- PROBLEM TO WORK ON -
Each entry must appear again exactly as it does in the source.

══════════

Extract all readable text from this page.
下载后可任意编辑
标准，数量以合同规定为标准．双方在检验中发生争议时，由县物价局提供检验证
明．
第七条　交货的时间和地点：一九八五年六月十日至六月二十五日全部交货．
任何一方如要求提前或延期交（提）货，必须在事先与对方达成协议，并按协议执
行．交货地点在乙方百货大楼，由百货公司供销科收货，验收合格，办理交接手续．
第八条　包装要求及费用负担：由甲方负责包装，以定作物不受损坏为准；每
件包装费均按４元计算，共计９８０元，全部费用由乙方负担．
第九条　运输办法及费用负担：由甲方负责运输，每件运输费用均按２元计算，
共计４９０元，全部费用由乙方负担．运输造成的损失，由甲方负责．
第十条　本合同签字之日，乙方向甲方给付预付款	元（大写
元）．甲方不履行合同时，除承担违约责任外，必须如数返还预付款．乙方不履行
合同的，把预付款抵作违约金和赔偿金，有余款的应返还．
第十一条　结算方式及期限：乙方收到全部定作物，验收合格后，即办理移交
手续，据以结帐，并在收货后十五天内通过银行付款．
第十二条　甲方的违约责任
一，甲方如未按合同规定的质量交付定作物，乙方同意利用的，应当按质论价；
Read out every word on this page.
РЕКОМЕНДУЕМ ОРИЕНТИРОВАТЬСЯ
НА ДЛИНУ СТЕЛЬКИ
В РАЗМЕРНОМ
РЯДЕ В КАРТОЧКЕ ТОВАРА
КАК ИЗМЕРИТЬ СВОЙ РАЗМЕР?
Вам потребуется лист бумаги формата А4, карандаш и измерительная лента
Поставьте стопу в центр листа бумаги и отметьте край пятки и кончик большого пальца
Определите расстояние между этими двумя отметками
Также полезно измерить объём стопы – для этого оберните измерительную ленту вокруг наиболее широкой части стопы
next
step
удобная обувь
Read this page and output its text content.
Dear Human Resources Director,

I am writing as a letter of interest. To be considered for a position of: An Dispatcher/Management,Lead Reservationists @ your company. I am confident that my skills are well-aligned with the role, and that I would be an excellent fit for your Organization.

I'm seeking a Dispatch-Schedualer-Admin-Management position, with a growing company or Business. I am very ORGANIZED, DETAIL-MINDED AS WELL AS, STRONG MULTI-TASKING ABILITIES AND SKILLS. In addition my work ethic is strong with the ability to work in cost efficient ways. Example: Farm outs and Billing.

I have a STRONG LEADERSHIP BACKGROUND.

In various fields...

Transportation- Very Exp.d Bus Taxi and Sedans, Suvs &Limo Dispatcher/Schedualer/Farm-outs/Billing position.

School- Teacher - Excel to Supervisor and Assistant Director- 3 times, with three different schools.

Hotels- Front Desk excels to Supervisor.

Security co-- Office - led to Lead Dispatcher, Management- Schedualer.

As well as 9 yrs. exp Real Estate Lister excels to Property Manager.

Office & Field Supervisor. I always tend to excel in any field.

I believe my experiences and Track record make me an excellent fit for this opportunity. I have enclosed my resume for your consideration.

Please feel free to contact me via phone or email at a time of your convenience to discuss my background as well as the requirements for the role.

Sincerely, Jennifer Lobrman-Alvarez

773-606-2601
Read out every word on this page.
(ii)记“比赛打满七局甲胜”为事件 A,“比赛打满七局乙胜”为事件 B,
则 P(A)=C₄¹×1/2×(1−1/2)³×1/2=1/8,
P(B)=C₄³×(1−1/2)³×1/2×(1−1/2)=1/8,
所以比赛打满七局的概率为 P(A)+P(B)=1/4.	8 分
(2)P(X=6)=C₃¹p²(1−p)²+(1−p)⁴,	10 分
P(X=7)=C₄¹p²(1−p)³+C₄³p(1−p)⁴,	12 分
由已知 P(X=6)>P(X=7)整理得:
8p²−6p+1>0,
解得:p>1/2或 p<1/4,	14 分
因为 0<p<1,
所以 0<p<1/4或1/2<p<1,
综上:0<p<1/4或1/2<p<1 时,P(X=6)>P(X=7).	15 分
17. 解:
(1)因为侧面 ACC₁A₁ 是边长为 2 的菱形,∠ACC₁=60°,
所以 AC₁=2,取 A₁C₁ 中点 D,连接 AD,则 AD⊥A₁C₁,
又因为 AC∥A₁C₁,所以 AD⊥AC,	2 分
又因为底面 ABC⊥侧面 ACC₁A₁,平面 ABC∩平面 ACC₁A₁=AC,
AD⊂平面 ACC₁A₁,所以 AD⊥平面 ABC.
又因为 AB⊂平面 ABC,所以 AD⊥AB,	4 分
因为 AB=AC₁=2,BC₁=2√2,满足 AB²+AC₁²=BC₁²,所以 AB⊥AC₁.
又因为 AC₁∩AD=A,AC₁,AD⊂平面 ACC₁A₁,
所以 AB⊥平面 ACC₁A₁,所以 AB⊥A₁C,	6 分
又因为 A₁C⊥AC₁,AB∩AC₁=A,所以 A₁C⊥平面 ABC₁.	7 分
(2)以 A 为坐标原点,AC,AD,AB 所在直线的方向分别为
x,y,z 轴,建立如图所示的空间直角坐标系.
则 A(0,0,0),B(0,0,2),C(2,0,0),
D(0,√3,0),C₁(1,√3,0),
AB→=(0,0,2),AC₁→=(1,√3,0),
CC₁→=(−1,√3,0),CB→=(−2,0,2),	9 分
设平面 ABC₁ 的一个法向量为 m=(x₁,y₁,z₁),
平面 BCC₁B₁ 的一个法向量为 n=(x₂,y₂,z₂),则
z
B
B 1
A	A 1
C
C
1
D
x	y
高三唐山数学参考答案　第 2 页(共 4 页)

══════════

- EXPECTED OUTPUT -
Extract all readable text from this page.
下载后可任意编辑
标准，数量以合同规定为标准．双方在检验中发生争议时，由县物价局提供检验证
明．
第七条　交货的时间和地点：一九八五年六月十日至六月二十五日全部交货．
任何一方如要求提前或延期交（提）货，必须在事先与对方达成协议，并按协议执
行．交货地点在乙方百货大楼，由百货公司供销科收货，验收合格，办理交接手续．
第八条　包装要求及费用负担：由甲方负责包装，以定作物不受损坏为准；每
件包装费均按４元计算，共计９８０元，全部费用由乙方负担．
第九条　运输办法及费用负担：由甲方负责运输，每件运输费用均按２元计算，
共计４９０元，全部费用由乙方负担．运输造成的损失，由甲方负责．
第十条　本合同签字之日，乙方向甲方给付预付款	元（大写
元）．甲方不履行合同时，除承担违约责任外，必须如数返还预付款．乙方不履行
合同的，把预付款抵作违约金和赔偿金，有余款的应返还．
第十一条　结算方式及期限：乙方收到全部定作物，验收合格后，即办理移交
手续，据以结帐，并在收货后十五天内通过银行付款．
第十二条　甲方的违约责任
一，甲方如未按合同规定的质量交付定作物，乙方同意利用的，应当按质论价；
Read out every word on this page.
РЕКОМЕНДУЕМ ОРИЕНТИРОВАТЬСЯ
НА ДЛИНУ СТЕЛЬКИ
В РАЗМЕРНОМ
РЯДЕ В КАРТОЧКЕ ТОВАРА
КАК ИЗМЕРИТЬ СВОЙ РАЗМЕР?
Вам потребуется лист бумаги формата А4, карандаш и измерительная лента
Поставьте стопу в центр листа бумаги и отметьте край пятки и кончик большого пальца
Определите расстояние между этими двумя отметками
Также полезно измерить объём стопы – для этого оберните измерительную ленту вокруг наиболее широкой части стопы
next
step
удобная обувь
Read this page and output its text content.
Dear Human Resources Director,

I am writing as a letter of interest. To be considered for a position of: An Dispatcher/Management,Lead Reservationists @ your company. I am confident that my skills are well-aligned with the role, and that I would be an excellent fit for your Organization.

I'm seeking a Dispatch-Schedualer-Admin-Management position, with a growing company or Business. I am very ORGANIZED, DETAIL-MINDED AS WELL AS, STRONG MULTI-TASKING ABILITIES AND SKILLS. In addition my work ethic is strong with the ability to work in cost efficient ways. Example: Farm outs and Billing.

I have a STRONG LEADERSHIP BACKGROUND.

In various fields...

Transportation- Very Exp.d Bus Taxi and Sedans, Suvs &Limo Dispatcher/Schedualer/Farm-outs/Billing position.

School- Teacher - Excel to Supervisor and Assistant Director- 3 times, with three different schools.

Hotels- Front Desk excels to Supervisor.

Security co-- Office - led to Lead Dispatcher, Management- Schedualer.

As well as 9 yrs. exp Real Estate Lister excels to Property Manager.

Office & Field Supervisor. I always tend to excel in any field.

I believe my experiences and Track record make me an excellent fit for this opportunity. I have enclosed my resume for your consideration.

Please feel free to contact me via phone or email at a time of your convenience to discuss my background as well as the requirements for the role.

Sincerely, Jennifer Lobrman-Alvarez

773-606-2601
Read out every word on this page.
(ii)记“比赛打满七局甲胜”为事件 A,“比赛打满七局乙胜”为事件 B,
则 P(A)=C₄¹×1/2×(1−1/2)³×1/2=1/8,
P(B)=C₄³×(1−1/2)³×1/2×(1−1/2)=1/8,
所以比赛打满七局的概率为 P(A)+P(B)=1/4.	8 分
(2)P(X=6)=C₃¹p²(1−p)²+(1−p)⁴,	10 分
P(X=7)=C₄¹p²(1−p)³+C₄³p(1−p)⁴,	12 分
由已知 P(X=6)>P(X=7)整理得:
8p²−6p+1>0,
解得:p>1/2或 p<1/4,	14 分
因为 0<p<1,
所以 0<p<1/4或1/2<p<1,
综上:0<p<1/4或1/2<p<1 时,P(X=6)>P(X=7).	15 分
17. 解:
(1)因为侧面 ACC₁A₁ 是边长为 2 的菱形,∠ACC₁=60°,
所以 AC₁=2,取 A₁C₁ 中点 D,连接 AD,则 AD⊥A₁C₁,
又因为 AC∥A₁C₁,所以 AD⊥AC,	2 分
又因为底面 ABC⊥侧面 ACC₁A₁,平面 ABC∩平面 ACC₁A₁=AC,
AD⊂平面 ACC₁A₁,所以 AD⊥平面 ABC.
又因为 AB⊂平面 ABC,所以 AD⊥AB,	4 分
因为 AB=AC₁=2,BC₁=2√2,满足 AB²+AC₁²=BC₁²,所以 AB⊥AC₁.
又因为 AC₁∩AD=A,AC₁,AD⊂平面 ACC₁A₁,
所以 AB⊥平面 ACC₁A₁,所以 AB⊥A₁C,	6 分
又因为 A₁C⊥AC₁,AB∩AC₁=A,所以 A₁C⊥平面 ABC₁.	7 分
(2)以 A 为坐标原点,AC,AD,AB 所在直线的方向分别为
x,y,z 轴,建立如图所示的空间直角坐标系.
则 A(0,0,0),B(0,0,2),C(2,0,0),
D(0,√3,0),C₁(1,√3,0),
AB→=(0,0,2),AC₁→=(1,√3,0),
CC₁→=(−1,√3,0),CB→=(−2,0,2),	9 分
设平面 ABC₁ 的一个法向量为 m=(x₁,y₁,z₁),
平面 BCC₁B₁ 的一个法向量为 n=(x₂,y₂,z₂),则
z
B
B 1
A	A 1
C
C
1
D
x	y
高三唐山数学参考答案　第 2 页(共 4 页)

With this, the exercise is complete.